== Stored records ==
-- start --
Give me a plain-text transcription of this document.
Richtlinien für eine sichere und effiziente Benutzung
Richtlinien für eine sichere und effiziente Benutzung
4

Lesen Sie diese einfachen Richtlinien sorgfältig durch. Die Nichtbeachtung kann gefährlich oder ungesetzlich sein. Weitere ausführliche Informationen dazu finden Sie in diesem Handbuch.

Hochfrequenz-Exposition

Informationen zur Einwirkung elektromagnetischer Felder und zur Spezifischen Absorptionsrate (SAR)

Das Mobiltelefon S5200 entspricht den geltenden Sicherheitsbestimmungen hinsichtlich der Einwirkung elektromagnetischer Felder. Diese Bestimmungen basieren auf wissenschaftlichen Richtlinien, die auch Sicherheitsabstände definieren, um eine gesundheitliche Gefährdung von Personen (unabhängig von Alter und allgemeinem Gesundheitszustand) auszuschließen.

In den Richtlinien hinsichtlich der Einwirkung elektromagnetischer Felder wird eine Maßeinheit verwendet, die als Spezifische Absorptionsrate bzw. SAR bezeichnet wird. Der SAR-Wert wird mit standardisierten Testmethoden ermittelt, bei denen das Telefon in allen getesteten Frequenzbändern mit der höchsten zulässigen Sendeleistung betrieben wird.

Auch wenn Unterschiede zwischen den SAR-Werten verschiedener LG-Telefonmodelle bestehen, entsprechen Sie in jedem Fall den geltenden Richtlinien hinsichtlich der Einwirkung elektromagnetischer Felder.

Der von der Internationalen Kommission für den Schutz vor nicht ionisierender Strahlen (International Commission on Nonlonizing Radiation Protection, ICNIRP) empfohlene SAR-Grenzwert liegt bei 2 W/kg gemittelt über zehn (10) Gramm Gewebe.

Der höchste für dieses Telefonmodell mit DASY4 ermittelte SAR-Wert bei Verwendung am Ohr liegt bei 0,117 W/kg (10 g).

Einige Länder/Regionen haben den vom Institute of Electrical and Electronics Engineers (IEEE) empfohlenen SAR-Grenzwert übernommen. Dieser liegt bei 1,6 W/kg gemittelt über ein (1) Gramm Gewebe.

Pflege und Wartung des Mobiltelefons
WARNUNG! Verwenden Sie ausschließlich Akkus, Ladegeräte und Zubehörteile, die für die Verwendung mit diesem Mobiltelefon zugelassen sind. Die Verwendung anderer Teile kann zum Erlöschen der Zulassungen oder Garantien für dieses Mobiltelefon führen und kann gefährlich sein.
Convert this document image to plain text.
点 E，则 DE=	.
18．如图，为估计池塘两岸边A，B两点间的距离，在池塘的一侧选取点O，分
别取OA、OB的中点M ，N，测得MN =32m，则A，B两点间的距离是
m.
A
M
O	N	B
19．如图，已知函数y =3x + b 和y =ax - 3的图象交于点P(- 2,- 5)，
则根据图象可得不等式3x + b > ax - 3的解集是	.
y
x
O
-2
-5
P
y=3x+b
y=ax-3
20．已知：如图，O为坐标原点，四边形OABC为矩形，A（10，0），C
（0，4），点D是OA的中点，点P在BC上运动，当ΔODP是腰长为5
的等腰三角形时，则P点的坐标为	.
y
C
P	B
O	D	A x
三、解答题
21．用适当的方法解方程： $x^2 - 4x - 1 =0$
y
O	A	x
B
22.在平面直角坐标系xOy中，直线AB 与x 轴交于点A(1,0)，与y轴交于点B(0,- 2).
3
-- end --
Transcribe all of the entries without altering anything.

Give me a plain-text transcription of this document.
Richtlinien für eine sichere und effiziente Benutzung
Richtlinien für eine sichere und effiziente Benutzung
4

Lesen Sie diese einfachen Richtlinien sorgfältig durch. Die Nichtbeachtung kann gefährlich oder ungesetzlich sein. Weitere ausführliche Informationen dazu finden Sie in diesem Handbuch.

Hochfrequenz-Exposition

Informationen zur Einwirkung elektromagnetischer Felder und zur Spezifischen Absorptionsrate (SAR)

Das Mobiltelefon S5200 entspricht den geltenden Sicherheitsbestimmungen hinsichtlich der Einwirkung elektromagnetischer Felder. Diese Bestimmungen basieren auf wissenschaftlichen Richtlinien, die auch Sicherheitsabstände definieren, um eine gesundheitliche Gefährdung von Personen (unabhängig von Alter und allgemeinem Gesundheitszustand) auszuschließen.

In den Richtlinien hinsichtlich der Einwirkung elektromagnetischer Felder wird eine Maßeinheit verwendet, die als Spezifische Absorptionsrate bzw. SAR bezeichnet wird. Der SAR-Wert wird mit standardisierten Testmethoden ermittelt, bei denen das Telefon in allen getesteten Frequenzbändern mit der höchsten zulässigen Sendeleistung betrieben wird.

Auch wenn Unterschiede zwischen den SAR-Werten verschiedener LG-Telefonmodelle bestehen, entsprechen Sie in jedem Fall den geltenden Richtlinien hinsichtlich der Einwirkung elektromagnetischer Felder.

Der von der Internationalen Kommission für den Schutz vor nicht ionisierender Strahlen (International Commission on Nonlonizing Radiation Protection, ICNIRP) empfohlene SAR-Grenzwert liegt bei 2 W/kg gemittelt über zehn (10) Gramm Gewebe.

Der höchste für dieses Telefonmodell mit DASY4 ermittelte SAR-Wert bei Verwendung am Ohr liegt bei 0,117 W/kg (10 g).

Einige Länder/Regionen haben den vom Institute of Electrical and Electronics Engineers (IEEE) empfohlenen SAR-Grenzwert übernommen. Dieser liegt bei 1,6 W/kg gemittelt über ein (1) Gramm Gewebe.

Pflege und Wartung des Mobiltelefons
WARNUNG! Verwenden Sie ausschließlich Akkus, Ladegeräte und Zubehörteile, die für die Verwendung mit diesem Mobiltelefon zugelassen sind. Die Verwendung anderer Teile kann zum Erlöschen der Zulassungen oder Garantien für dieses Mobiltelefon führen und kann gefährlich sein.
Convert this document image to plain text.
点 E，则 DE=	.
18．如图，为估计池塘两岸边A，B两点间的距离，在池塘的一侧选取点O，分
别取OA、OB的中点M ，N，测得MN =32m，则A，B两点间的距离是
m.
A
M
O	N	B
19．如图，已知函数y =3x + b 和y =ax - 3的图象交于点P(- 2,- 5)，
则根据图象可得不等式3x + b > ax - 3的解集是	.
y
x
O
-2
-5
P
y=3x+b
y=ax-3
20．已知：如图，O为坐标原点，四边形OABC为矩形，A（10，0），C
（0，4），点D是OA的中点，点P在BC上运动，当ΔODP是腰长为5
的等腰三角形时，则P点的坐标为	.
y
C
P	B
O	D	A x
三、解答题
21．用适当的方法解方程： $x^2 - 4x - 1 =0$
y
O	A	x
B
22.在平面直角坐标系xOy中，直线AB 与x 轴交于点A(1,0)，与y轴交于点B(0,- 2).
3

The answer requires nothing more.